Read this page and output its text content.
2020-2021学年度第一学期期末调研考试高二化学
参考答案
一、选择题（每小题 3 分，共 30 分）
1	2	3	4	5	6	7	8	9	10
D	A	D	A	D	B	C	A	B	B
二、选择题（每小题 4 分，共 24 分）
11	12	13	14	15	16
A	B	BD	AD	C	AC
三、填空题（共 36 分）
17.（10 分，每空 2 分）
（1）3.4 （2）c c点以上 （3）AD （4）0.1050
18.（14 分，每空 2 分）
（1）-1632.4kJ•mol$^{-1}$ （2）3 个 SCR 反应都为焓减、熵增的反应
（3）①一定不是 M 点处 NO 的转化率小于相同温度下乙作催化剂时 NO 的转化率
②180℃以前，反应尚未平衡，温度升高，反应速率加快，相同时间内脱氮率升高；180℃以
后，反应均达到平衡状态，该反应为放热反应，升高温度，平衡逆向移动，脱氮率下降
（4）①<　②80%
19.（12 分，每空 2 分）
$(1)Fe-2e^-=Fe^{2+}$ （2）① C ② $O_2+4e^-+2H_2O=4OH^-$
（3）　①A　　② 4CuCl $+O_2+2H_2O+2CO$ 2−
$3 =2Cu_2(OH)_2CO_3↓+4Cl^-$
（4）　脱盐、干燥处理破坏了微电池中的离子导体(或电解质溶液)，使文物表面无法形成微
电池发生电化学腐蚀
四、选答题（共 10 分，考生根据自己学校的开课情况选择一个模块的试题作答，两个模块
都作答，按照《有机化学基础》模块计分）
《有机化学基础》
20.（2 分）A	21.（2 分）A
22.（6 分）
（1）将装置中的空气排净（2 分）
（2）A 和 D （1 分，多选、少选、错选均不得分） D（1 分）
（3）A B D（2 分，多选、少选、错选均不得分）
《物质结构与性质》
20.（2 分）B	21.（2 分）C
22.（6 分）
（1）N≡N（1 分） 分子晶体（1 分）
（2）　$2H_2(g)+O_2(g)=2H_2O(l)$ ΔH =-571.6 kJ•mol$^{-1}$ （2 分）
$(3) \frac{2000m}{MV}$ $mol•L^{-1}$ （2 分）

---

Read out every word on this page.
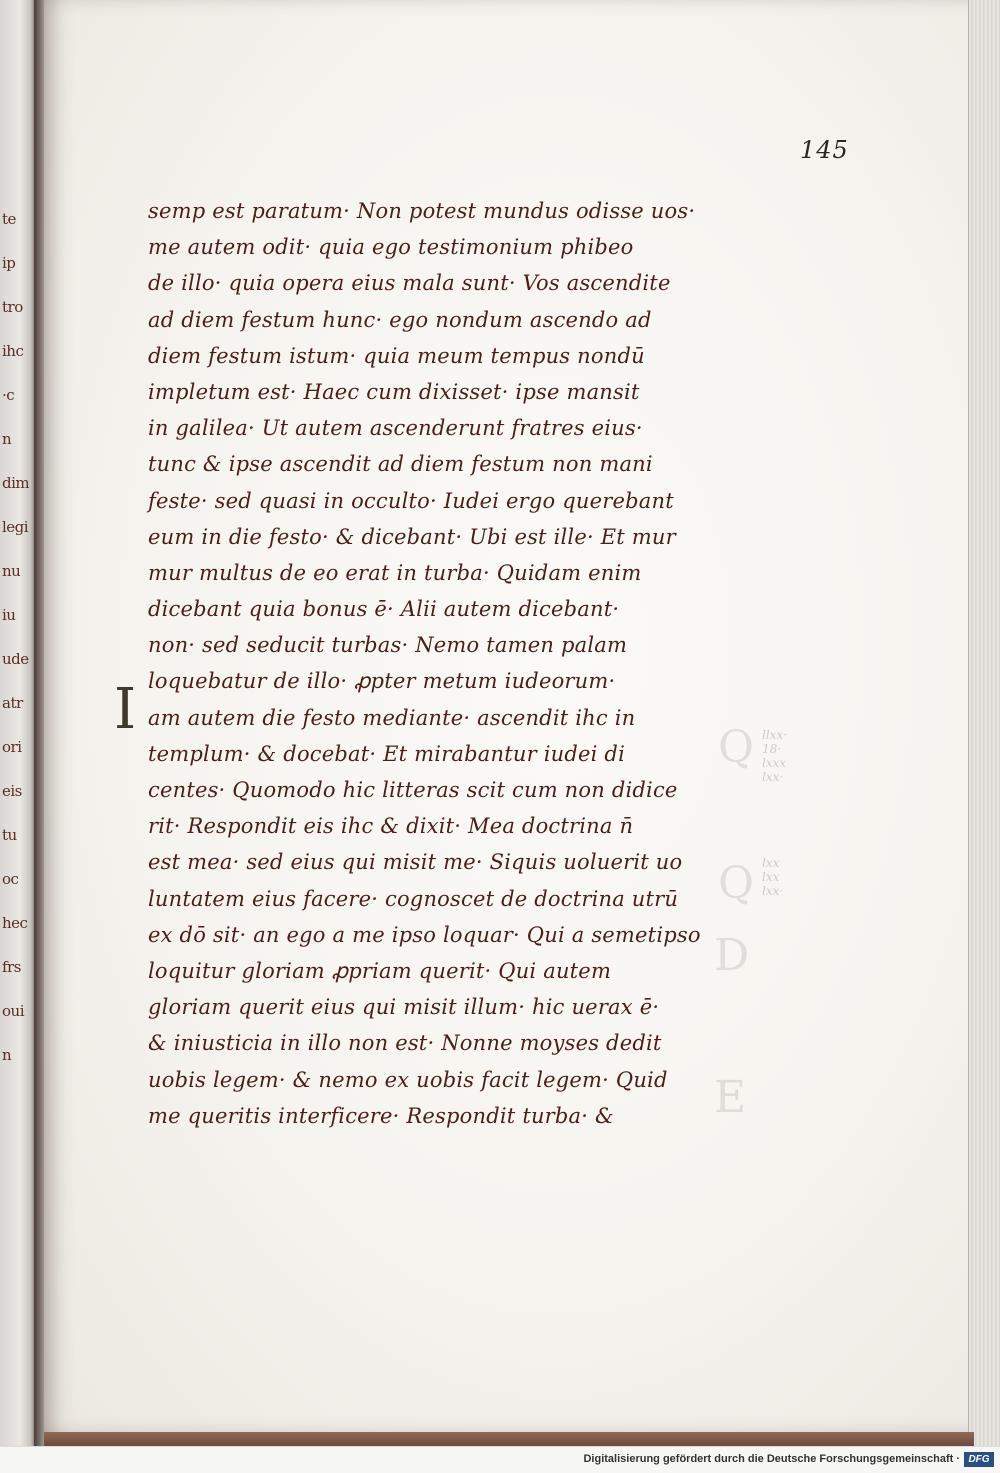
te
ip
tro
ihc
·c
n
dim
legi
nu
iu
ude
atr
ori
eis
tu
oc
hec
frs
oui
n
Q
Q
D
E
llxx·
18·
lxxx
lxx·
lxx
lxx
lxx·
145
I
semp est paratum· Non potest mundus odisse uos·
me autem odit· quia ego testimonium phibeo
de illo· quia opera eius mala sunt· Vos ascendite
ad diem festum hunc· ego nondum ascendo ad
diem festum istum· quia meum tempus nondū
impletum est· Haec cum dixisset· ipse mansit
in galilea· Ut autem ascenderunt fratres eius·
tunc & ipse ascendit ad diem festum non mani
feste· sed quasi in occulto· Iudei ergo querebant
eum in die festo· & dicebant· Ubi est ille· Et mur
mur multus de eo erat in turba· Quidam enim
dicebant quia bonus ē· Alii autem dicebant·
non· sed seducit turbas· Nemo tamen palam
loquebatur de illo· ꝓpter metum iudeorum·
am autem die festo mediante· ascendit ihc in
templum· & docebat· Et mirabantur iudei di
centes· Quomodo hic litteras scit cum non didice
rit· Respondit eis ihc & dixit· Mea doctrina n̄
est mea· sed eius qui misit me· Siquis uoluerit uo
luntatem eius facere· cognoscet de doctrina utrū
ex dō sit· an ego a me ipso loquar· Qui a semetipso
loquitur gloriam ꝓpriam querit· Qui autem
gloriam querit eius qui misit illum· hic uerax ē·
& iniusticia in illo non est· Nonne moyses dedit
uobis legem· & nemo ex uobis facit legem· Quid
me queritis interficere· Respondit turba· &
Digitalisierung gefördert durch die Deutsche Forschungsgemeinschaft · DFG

* [The exercise]
From the entries above, extract each line containing "festum".

* [Answer to the problem]
ad diem festum hunc· ego nondum ascendo ad
diem festum istum· quia meum tempus nondū
tunc & ipse ascendit ad diem festum non mani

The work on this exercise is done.